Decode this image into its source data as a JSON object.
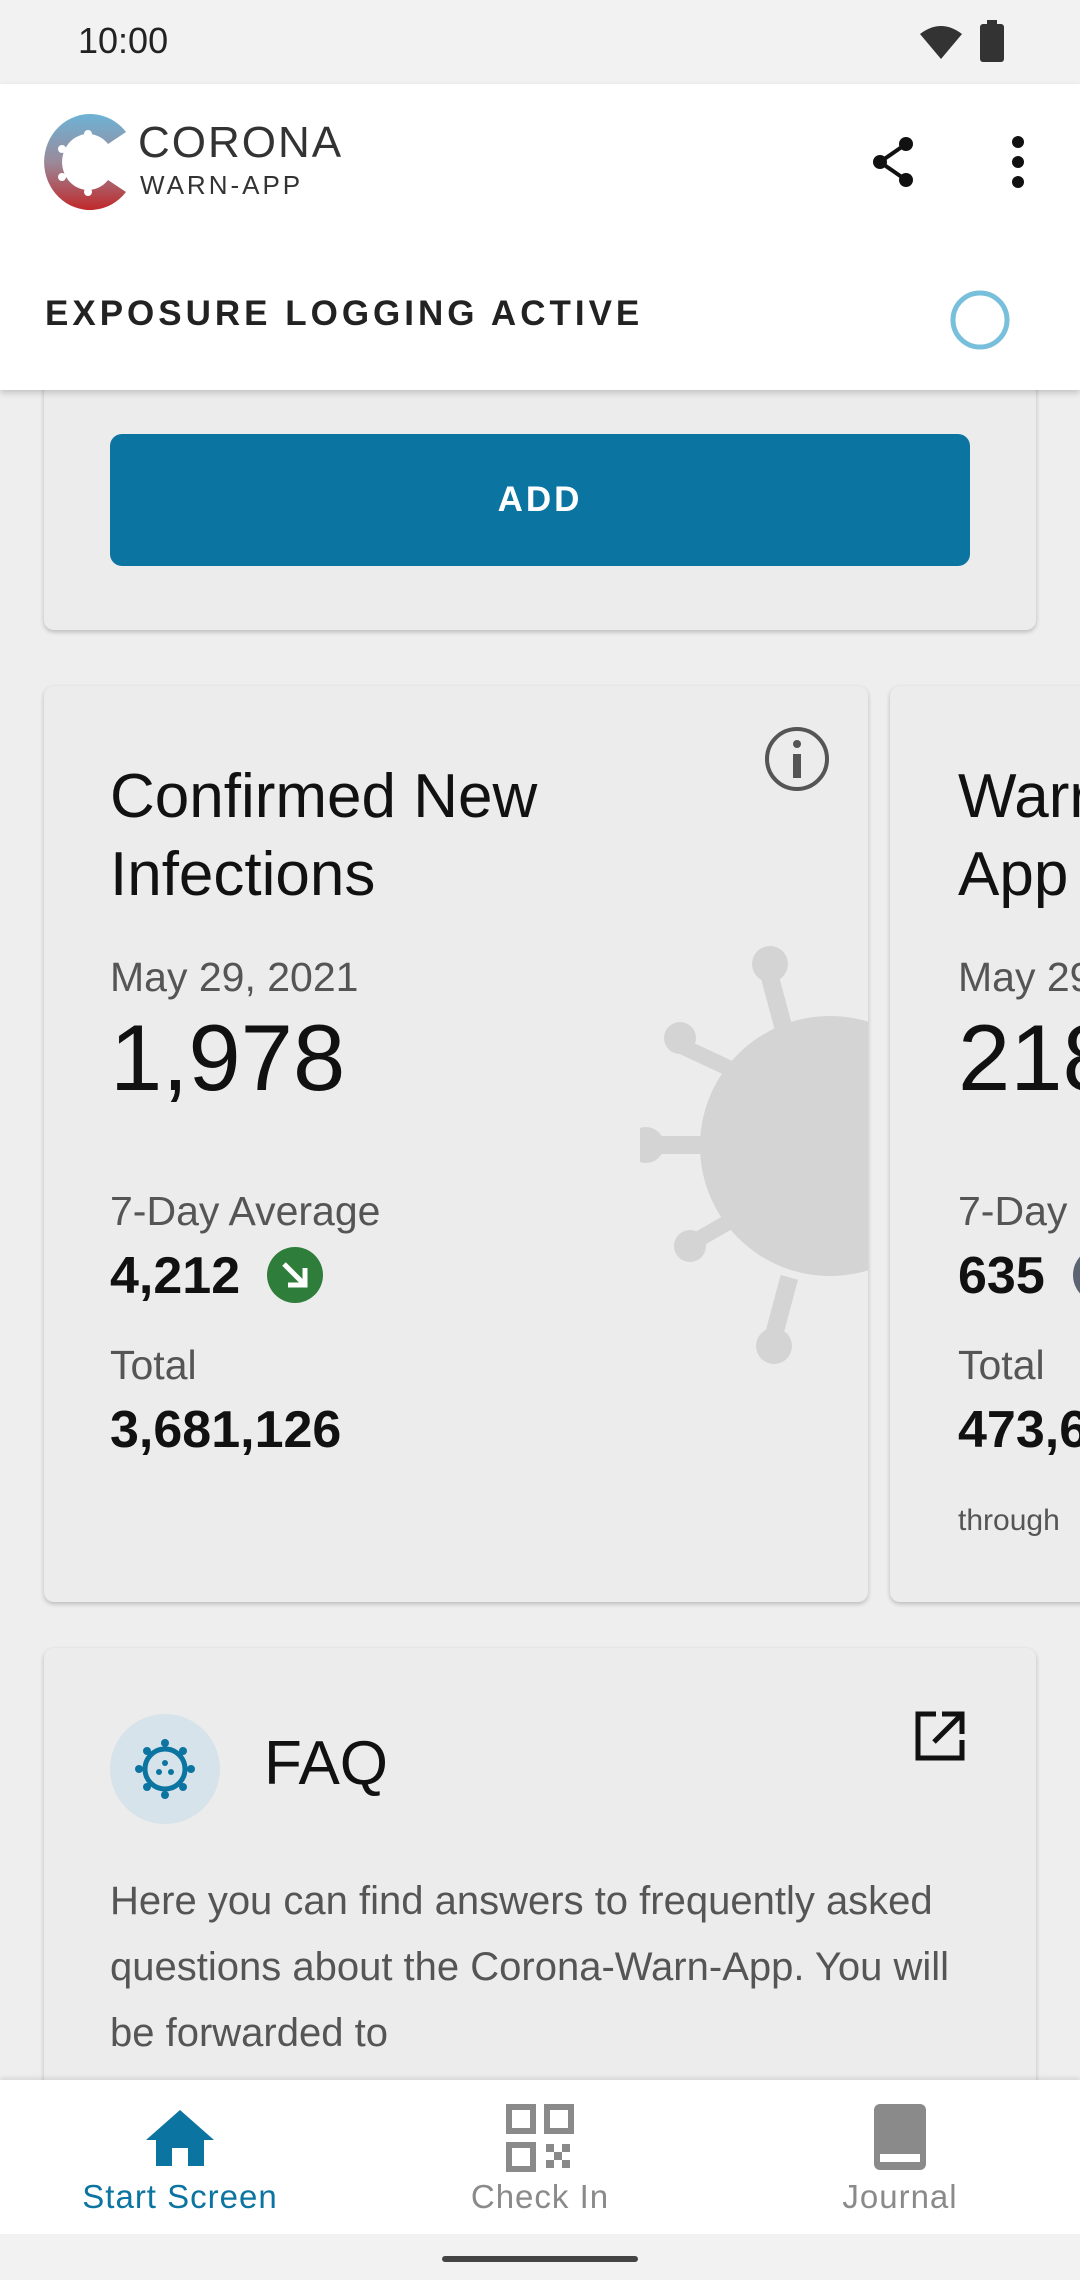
{
  "status_bar": {
    "time": "10:00"
  },
  "app_bar": {
    "logo_title": "CORONA",
    "logo_subtitle": "WARN-APP",
    "share_icon": "share-icon",
    "menu_icon": "more-vert-icon"
  },
  "exposure": {
    "label": "EXPOSURE LOGGING ACTIVE"
  },
  "add_card": {
    "button_label": "ADD"
  },
  "stats": [
    {
      "title_line1": "Confirmed New",
      "title_line2": "Infections",
      "date": "May 29, 2021",
      "value": "1,978",
      "avg_label": "7-Day Average",
      "avg_value": "4,212",
      "total_label": "Total",
      "total_value": "3,681,126"
    },
    {
      "title_line1": "Warr",
      "title_line2": "App",
      "date": "May 29",
      "value": "218",
      "avg_label": "7-Day",
      "avg_value": "635",
      "total_label": "Total",
      "total_value": "473,6",
      "footnote": "through"
    }
  ],
  "faq": {
    "title": "FAQ",
    "text": "Here you can find answers to frequently asked questions about the Corona-Warn-App. You will be forwarded to"
  },
  "bottom_nav": {
    "items": [
      {
        "label": "Start Screen",
        "icon": "home-icon",
        "active": true
      },
      {
        "label": "Check In",
        "icon": "qr-code-icon",
        "active": false
      },
      {
        "label": "Journal",
        "icon": "book-icon",
        "active": false
      }
    ]
  },
  "colors": {
    "primary": "#0b74a0",
    "trend_down": "#2e7d3a",
    "active_nav": "#0b74a0",
    "inactive_nav": "#8a8a8a"
  }
}
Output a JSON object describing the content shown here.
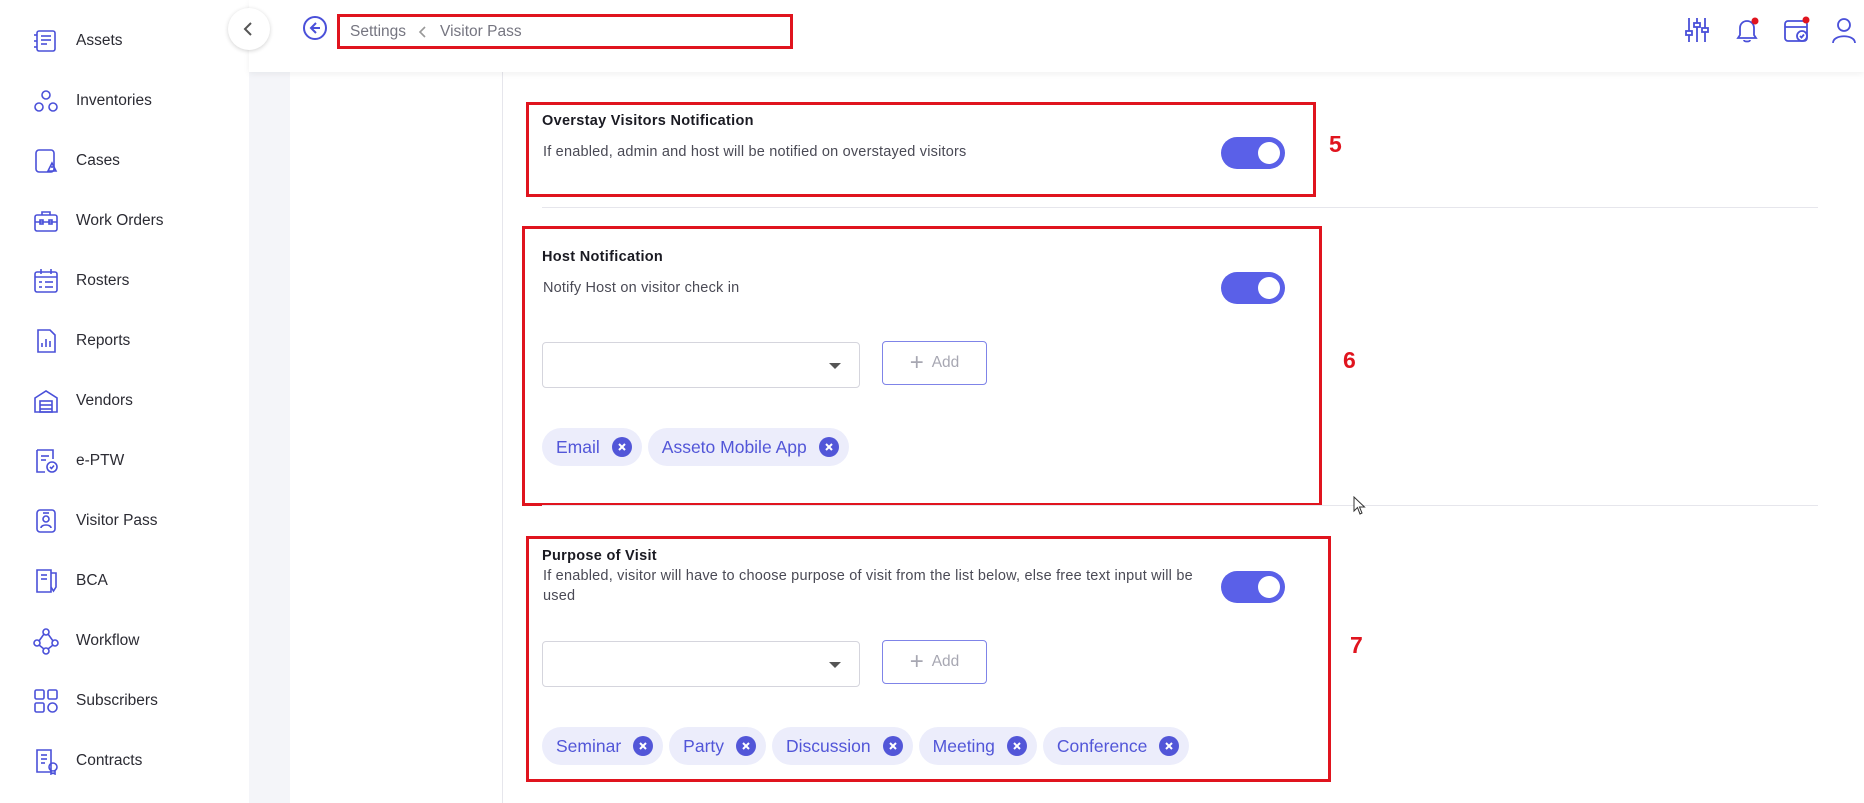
{
  "sidebar": {
    "items": [
      {
        "label": "Assets",
        "icon": "assets-icon"
      },
      {
        "label": "Inventories",
        "icon": "inventories-icon"
      },
      {
        "label": "Cases",
        "icon": "cases-icon"
      },
      {
        "label": "Work Orders",
        "icon": "work-orders-icon"
      },
      {
        "label": "Rosters",
        "icon": "rosters-icon"
      },
      {
        "label": "Reports",
        "icon": "reports-icon"
      },
      {
        "label": "Vendors",
        "icon": "vendors-icon"
      },
      {
        "label": "e-PTW",
        "icon": "eptw-icon"
      },
      {
        "label": "Visitor Pass",
        "icon": "visitor-pass-icon"
      },
      {
        "label": "BCA",
        "icon": "bca-icon"
      },
      {
        "label": "Workflow",
        "icon": "workflow-icon"
      },
      {
        "label": "Subscribers",
        "icon": "subscribers-icon"
      },
      {
        "label": "Contracts",
        "icon": "contracts-icon"
      }
    ]
  },
  "header": {
    "breadcrumb": {
      "parent": "Settings",
      "current": "Visitor Pass"
    },
    "icons": [
      "filter-sliders-icon",
      "notification-bell-icon",
      "calendar-check-icon",
      "user-profile-icon"
    ]
  },
  "sections": {
    "overstay": {
      "title": "Overstay Visitors Notification",
      "description": "If enabled, admin and host will be notified on overstayed visitors",
      "enabled": true,
      "annotation": "5"
    },
    "host": {
      "title": "Host Notification",
      "description": "Notify Host on visitor check in",
      "enabled": true,
      "select_value": "",
      "add_label": "Add",
      "chips": [
        "Email",
        "Asseto Mobile App"
      ],
      "annotation": "6"
    },
    "purpose": {
      "title": "Purpose of Visit",
      "description": "If enabled, visitor will have to choose purpose of visit from the list below, else free text input will be used",
      "enabled": true,
      "select_value": "",
      "add_label": "Add",
      "chips": [
        "Seminar",
        "Party",
        "Discussion",
        "Meeting",
        "Conference"
      ],
      "annotation": "7"
    }
  },
  "colors": {
    "accent": "#5a60e8",
    "annotation": "#e0141e",
    "chip_bg": "#ecedfb"
  }
}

--

Required work:
Quote all the records verbatim, dropping any pictures from your copy.

Problem solution:
Decode this image into its source data as a JSON object.
{
  "status_bar": {
    "time": "10:00"
  },
  "app_bar": {
    "logo_title": "CORONA",
    "logo_subtitle": "WARN-APP",
    "share_icon": "share-icon",
    "menu_icon": "more-vert-icon"
  },
  "exposure": {
    "label": "EXPOSURE LOGGING ACTIVE"
  },
  "add_card": {
    "button_label": "ADD"
  },
  "stats": [
    {
      "title_line1": "Confirmed New",
      "title_line2": "Infections",
      "date": "May 29, 2021",
      "value": "1,978",
      "avg_label": "7-Day Average",
      "avg_value": "4,212",
      "total_label": "Total",
      "total_value": "3,681,126"
    },
    {
      "title_line1": "Warr",
      "title_line2": "App",
      "date": "May 29",
      "value": "218",
      "avg_label": "7-Day",
      "avg_value": "635",
      "total_label": "Total",
      "total_value": "473,6",
      "footnote": "through"
    }
  ],
  "faq": {
    "title": "FAQ",
    "text": "Here you can find answers to frequently asked questions about the Corona-Warn-App. You will be forwarded to"
  },
  "bottom_nav": {
    "items": [
      {
        "label": "Start Screen",
        "icon": "home-icon",
        "active": true
      },
      {
        "label": "Check In",
        "icon": "qr-code-icon",
        "active": false
      },
      {
        "label": "Journal",
        "icon": "book-icon",
        "active": false
      }
    ]
  },
  "colors": {
    "primary": "#0b74a0",
    "trend_down": "#2e7d3a",
    "active_nav": "#0b74a0",
    "inactive_nav": "#8a8a8a"
  }
}
Output a JSON object describing the content shown here.
{
  "sidebar": {
    "items": [
      {
        "label": "Assets",
        "icon": "assets-icon"
      },
      {
        "label": "Inventories",
        "icon": "inventories-icon"
      },
      {
        "label": "Cases",
        "icon": "cases-icon"
      },
      {
        "label": "Work Orders",
        "icon": "work-orders-icon"
      },
      {
        "label": "Rosters",
        "icon": "rosters-icon"
      },
      {
        "label": "Reports",
        "icon": "reports-icon"
      },
      {
        "label": "Vendors",
        "icon": "vendors-icon"
      },
      {
        "label": "e-PTW",
        "icon": "eptw-icon"
      },
      {
        "label": "Visitor Pass",
        "icon": "visitor-pass-icon"
      },
      {
        "label": "BCA",
        "icon": "bca-icon"
      },
      {
        "label": "Workflow",
        "icon": "workflow-icon"
      },
      {
        "label": "Subscribers",
        "icon": "subscribers-icon"
      },
      {
        "label": "Contracts",
        "icon": "contracts-icon"
      }
    ]
  },
  "header": {
    "breadcrumb": {
      "parent": "Settings",
      "current": "Visitor Pass"
    },
    "icons": [
      "filter-sliders-icon",
      "notification-bell-icon",
      "calendar-check-icon",
      "user-profile-icon"
    ]
  },
  "sections": {
    "overstay": {
      "title": "Overstay Visitors Notification",
      "description": "If enabled, admin and host will be notified on overstayed visitors",
      "enabled": true,
      "annotation": "5"
    },
    "host": {
      "title": "Host Notification",
      "description": "Notify Host on visitor check in",
      "enabled": true,
      "select_value": "",
      "add_label": "Add",
      "chips": [
        "Email",
        "Asseto Mobile App"
      ],
      "annotation": "6"
    },
    "purpose": {
      "title": "Purpose of Visit",
      "description": "If enabled, visitor will have to choose purpose of visit from the list below, else free text input will be used",
      "enabled": true,
      "select_value": "",
      "add_label": "Add",
      "chips": [
        "Seminar",
        "Party",
        "Discussion",
        "Meeting",
        "Conference"
      ],
      "annotation": "7"
    }
  },
  "colors": {
    "accent": "#5a60e8",
    "annotation": "#e0141e",
    "chip_bg": "#ecedfb"
  }
}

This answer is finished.